[Stored data entries]
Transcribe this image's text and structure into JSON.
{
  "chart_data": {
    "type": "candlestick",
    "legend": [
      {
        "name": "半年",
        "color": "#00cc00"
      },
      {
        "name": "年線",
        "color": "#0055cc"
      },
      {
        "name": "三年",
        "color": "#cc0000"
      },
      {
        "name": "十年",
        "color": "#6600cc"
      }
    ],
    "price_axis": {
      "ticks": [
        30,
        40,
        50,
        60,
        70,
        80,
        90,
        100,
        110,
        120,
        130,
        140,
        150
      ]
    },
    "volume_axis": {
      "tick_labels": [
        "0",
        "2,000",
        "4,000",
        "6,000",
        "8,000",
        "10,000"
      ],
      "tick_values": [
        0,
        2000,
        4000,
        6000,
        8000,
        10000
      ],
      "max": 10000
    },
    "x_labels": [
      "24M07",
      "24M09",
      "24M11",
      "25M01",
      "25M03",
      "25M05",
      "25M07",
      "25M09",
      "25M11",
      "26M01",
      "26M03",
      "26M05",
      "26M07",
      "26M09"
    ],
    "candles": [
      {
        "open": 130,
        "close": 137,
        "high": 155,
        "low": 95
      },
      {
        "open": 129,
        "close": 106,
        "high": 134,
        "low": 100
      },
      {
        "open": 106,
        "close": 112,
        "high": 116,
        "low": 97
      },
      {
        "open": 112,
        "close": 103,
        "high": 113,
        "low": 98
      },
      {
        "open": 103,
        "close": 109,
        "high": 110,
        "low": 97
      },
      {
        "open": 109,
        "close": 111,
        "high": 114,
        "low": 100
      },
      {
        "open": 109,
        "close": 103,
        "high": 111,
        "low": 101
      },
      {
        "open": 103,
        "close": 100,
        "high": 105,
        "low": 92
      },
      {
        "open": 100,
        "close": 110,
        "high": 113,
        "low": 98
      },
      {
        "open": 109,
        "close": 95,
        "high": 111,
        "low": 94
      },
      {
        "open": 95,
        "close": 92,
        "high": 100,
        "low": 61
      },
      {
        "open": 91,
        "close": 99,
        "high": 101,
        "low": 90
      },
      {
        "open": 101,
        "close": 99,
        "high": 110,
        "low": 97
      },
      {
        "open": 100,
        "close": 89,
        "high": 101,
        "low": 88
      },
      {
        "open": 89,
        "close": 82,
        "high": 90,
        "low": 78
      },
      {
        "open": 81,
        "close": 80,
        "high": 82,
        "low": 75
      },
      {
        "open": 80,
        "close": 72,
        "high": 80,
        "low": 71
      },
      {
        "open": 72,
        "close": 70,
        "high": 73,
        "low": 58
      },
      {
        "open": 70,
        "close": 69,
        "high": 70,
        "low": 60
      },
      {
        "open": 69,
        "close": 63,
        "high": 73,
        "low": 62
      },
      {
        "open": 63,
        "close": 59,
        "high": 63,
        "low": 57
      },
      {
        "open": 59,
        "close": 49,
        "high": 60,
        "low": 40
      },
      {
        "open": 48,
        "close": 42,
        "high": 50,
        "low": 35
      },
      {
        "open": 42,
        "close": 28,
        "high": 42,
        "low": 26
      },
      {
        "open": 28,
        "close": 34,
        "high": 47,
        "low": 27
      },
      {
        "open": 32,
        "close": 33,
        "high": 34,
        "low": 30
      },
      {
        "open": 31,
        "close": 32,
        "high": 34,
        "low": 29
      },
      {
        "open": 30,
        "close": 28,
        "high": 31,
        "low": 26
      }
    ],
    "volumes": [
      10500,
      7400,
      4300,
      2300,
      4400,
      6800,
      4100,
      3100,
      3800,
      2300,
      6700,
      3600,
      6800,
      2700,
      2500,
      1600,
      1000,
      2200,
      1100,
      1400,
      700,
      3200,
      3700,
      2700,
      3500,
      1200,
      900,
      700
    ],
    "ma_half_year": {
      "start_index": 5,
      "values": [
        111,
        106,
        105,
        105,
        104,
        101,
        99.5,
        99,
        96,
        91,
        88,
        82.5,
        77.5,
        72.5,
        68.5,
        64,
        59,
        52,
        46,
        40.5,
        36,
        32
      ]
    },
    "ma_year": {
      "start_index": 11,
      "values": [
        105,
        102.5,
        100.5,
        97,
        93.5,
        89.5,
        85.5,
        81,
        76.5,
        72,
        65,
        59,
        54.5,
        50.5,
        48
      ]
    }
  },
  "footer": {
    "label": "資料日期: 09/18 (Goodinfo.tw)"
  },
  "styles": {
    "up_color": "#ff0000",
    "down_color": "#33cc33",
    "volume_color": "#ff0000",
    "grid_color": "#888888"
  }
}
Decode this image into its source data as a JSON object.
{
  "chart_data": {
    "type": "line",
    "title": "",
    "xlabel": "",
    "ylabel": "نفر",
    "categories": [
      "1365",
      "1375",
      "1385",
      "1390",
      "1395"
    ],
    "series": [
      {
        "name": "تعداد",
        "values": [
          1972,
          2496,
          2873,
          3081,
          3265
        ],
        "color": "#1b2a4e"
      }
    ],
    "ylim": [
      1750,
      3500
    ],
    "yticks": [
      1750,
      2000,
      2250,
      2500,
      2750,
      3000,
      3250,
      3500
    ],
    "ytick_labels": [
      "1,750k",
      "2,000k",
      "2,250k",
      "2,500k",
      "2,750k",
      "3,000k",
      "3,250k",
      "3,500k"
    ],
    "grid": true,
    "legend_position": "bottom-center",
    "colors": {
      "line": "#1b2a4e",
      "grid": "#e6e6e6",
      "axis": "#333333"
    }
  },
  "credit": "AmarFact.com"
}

...

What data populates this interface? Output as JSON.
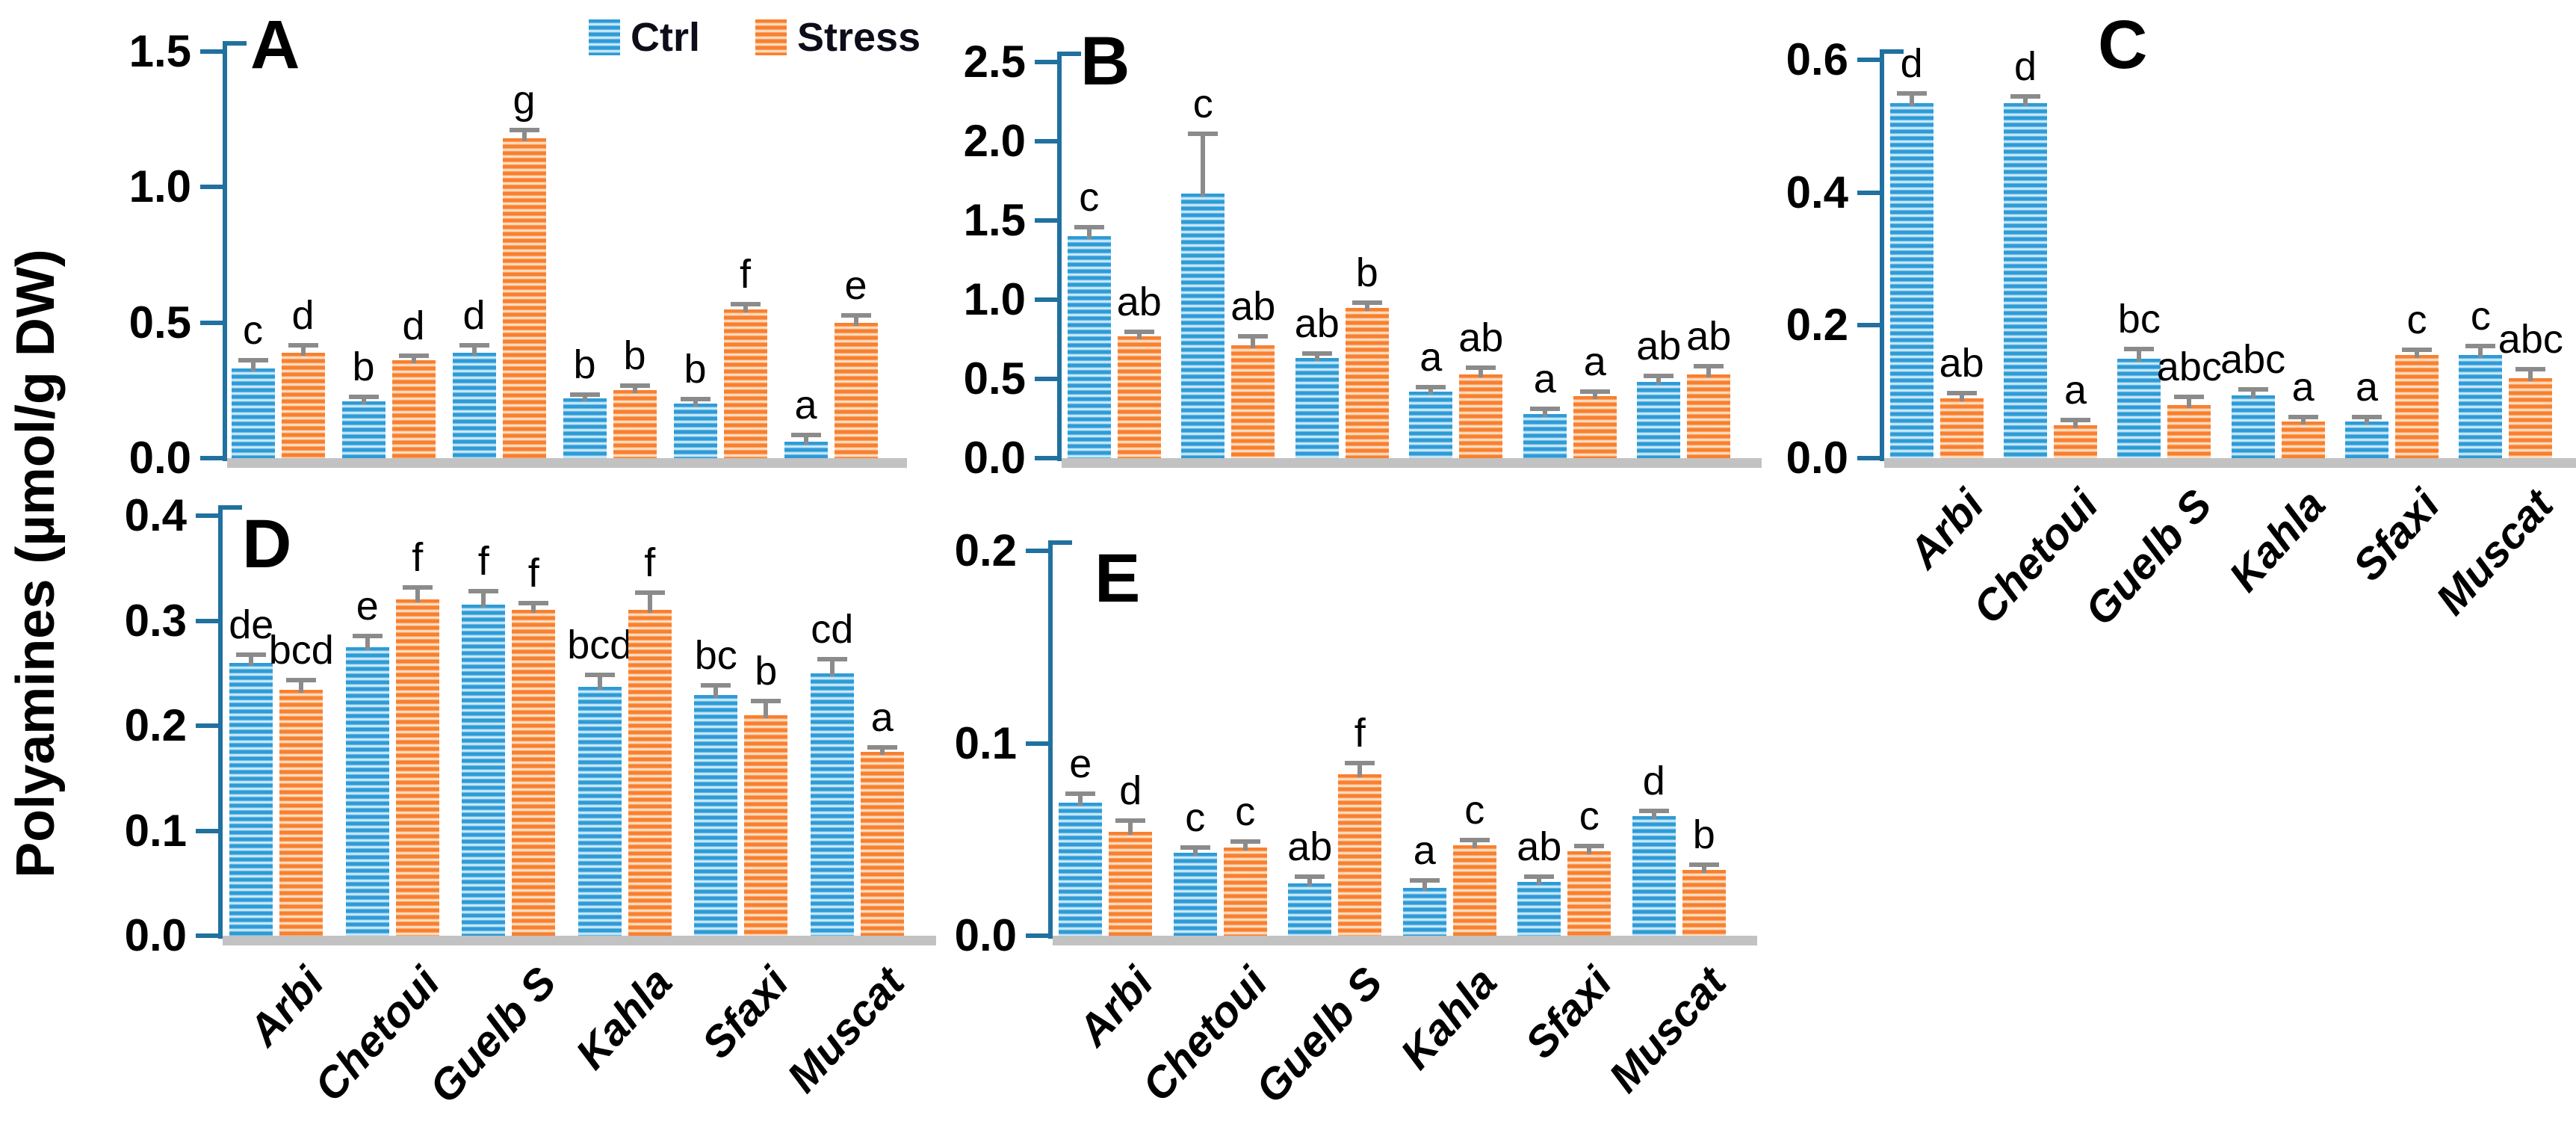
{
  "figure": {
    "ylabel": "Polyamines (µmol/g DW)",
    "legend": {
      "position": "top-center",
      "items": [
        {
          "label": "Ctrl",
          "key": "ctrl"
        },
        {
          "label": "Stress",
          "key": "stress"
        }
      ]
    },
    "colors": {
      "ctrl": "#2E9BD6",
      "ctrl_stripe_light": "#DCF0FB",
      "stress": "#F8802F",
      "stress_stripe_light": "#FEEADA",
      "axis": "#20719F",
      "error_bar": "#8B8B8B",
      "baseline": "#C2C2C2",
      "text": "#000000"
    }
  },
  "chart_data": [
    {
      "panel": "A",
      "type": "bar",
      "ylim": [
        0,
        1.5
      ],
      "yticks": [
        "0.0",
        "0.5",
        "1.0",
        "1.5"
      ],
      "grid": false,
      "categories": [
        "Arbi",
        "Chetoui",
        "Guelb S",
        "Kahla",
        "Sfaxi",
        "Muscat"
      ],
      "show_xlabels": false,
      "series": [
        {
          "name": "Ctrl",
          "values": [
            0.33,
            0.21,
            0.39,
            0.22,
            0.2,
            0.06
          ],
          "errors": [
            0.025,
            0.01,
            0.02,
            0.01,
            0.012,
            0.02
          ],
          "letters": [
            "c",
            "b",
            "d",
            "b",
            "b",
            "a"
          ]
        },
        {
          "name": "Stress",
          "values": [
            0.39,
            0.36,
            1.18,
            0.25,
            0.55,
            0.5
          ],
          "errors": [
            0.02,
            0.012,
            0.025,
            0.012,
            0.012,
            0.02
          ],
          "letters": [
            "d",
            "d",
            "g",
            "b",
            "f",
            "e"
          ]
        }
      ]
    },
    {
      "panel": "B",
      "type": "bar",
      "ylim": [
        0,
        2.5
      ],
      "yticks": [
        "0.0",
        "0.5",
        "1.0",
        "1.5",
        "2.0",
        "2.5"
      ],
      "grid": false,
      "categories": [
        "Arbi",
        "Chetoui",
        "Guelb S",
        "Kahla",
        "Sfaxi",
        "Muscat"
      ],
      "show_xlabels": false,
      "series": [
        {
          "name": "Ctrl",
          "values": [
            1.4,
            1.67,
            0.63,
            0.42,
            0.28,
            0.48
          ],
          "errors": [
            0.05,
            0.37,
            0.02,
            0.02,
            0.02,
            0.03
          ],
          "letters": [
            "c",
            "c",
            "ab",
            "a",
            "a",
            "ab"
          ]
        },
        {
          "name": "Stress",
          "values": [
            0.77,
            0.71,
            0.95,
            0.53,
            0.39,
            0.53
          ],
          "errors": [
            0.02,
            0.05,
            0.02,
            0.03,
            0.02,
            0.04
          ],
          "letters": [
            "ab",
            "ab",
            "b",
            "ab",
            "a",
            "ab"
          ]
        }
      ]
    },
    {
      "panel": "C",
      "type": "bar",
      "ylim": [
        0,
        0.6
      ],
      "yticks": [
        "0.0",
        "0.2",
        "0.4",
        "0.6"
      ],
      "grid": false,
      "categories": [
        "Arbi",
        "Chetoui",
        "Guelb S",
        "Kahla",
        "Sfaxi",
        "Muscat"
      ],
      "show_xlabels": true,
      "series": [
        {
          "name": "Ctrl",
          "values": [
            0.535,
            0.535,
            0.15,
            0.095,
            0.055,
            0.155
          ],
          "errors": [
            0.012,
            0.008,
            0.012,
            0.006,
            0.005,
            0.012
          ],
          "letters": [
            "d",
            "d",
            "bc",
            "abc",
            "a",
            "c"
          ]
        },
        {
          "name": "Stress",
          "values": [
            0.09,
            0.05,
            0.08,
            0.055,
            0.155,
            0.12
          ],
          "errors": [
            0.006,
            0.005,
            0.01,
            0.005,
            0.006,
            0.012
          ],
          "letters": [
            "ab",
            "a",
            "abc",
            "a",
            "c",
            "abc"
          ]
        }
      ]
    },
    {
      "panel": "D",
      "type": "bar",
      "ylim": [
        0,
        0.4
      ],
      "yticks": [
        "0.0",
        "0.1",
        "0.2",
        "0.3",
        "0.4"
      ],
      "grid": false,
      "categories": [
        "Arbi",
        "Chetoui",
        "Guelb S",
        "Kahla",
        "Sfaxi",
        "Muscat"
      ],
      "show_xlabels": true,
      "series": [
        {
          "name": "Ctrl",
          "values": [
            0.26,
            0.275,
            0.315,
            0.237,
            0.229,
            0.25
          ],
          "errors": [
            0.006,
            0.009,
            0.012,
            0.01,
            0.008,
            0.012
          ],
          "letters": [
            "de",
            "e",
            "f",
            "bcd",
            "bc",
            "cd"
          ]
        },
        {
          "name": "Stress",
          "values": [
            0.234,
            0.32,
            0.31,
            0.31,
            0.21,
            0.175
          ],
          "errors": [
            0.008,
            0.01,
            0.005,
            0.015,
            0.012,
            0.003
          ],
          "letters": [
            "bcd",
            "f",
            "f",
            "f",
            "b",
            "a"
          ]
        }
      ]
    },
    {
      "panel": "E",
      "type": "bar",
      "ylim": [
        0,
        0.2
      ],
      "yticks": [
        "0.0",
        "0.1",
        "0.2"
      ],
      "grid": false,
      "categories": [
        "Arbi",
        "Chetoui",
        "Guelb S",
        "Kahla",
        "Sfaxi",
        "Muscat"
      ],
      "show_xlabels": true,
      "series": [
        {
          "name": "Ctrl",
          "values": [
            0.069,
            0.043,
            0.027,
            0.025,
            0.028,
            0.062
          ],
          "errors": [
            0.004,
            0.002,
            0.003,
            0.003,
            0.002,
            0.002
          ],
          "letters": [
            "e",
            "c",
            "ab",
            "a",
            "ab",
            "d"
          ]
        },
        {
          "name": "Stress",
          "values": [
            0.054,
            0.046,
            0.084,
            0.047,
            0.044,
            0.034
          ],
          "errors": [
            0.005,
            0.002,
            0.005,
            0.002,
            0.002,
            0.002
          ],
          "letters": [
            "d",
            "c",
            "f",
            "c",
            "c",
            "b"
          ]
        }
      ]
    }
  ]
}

...

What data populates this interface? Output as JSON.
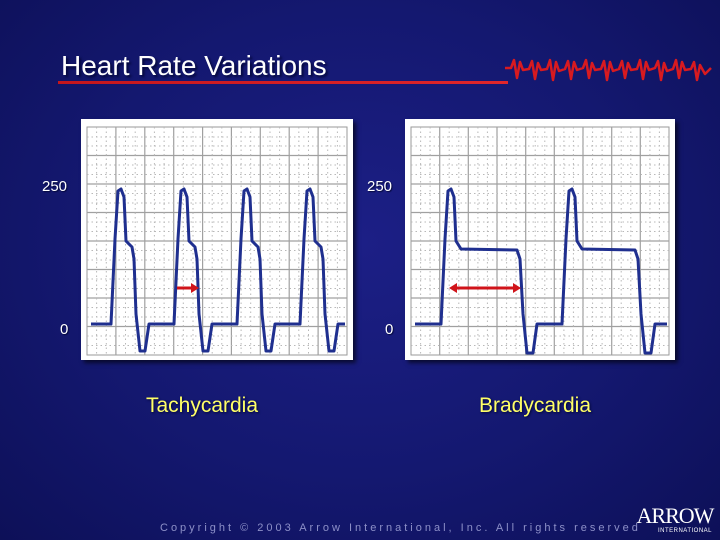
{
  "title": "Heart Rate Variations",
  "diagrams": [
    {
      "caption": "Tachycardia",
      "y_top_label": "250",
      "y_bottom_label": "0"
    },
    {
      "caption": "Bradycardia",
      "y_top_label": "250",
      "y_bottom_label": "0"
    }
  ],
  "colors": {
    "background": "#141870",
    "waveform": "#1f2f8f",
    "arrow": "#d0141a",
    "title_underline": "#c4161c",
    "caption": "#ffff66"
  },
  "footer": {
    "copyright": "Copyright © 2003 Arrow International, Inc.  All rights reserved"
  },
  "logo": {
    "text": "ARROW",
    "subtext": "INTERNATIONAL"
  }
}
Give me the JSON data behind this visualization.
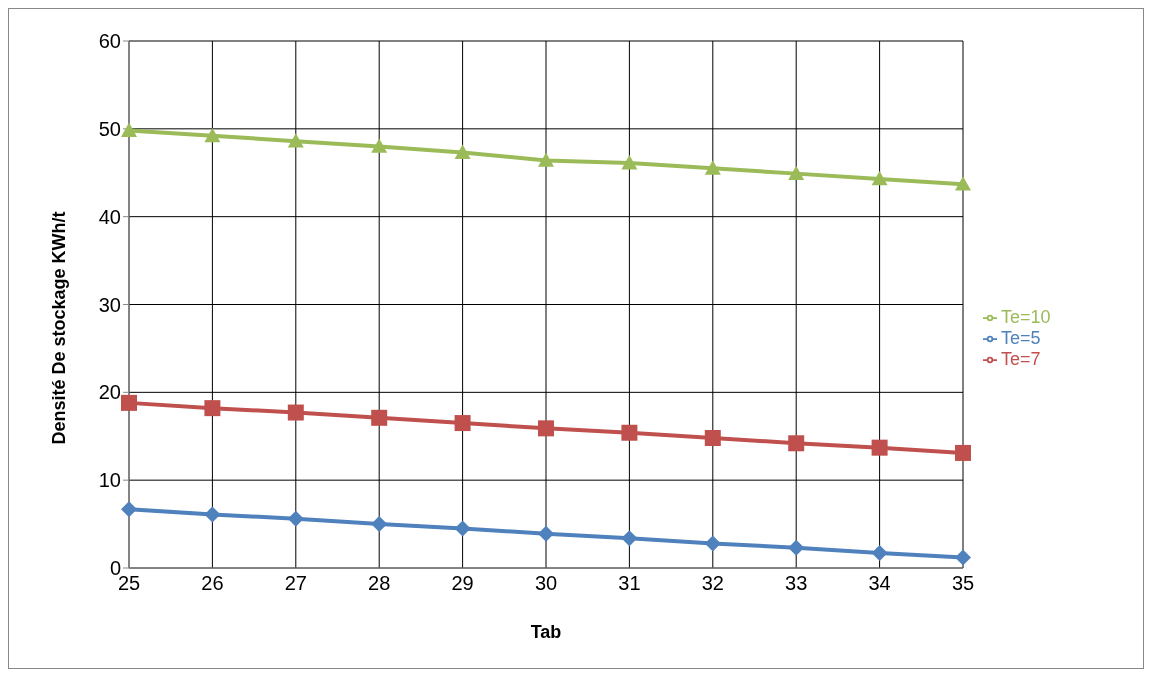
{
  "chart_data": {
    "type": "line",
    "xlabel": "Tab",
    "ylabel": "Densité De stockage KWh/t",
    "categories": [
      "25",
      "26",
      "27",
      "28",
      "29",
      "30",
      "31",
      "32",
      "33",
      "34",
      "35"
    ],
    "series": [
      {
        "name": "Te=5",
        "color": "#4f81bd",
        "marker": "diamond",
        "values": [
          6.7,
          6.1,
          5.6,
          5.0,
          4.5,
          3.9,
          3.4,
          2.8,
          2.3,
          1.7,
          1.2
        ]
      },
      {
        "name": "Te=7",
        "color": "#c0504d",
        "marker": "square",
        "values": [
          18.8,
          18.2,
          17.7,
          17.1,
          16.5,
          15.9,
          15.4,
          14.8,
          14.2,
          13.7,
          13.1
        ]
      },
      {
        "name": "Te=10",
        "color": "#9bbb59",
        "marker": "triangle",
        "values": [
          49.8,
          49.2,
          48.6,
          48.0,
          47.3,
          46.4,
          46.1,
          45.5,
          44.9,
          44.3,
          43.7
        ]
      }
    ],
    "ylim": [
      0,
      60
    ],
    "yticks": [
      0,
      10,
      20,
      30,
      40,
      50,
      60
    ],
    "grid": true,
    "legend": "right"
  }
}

== Task ==
Say how many lines include the word "ylabel"; reply with the number alone.

== Reply to the exercise ==
3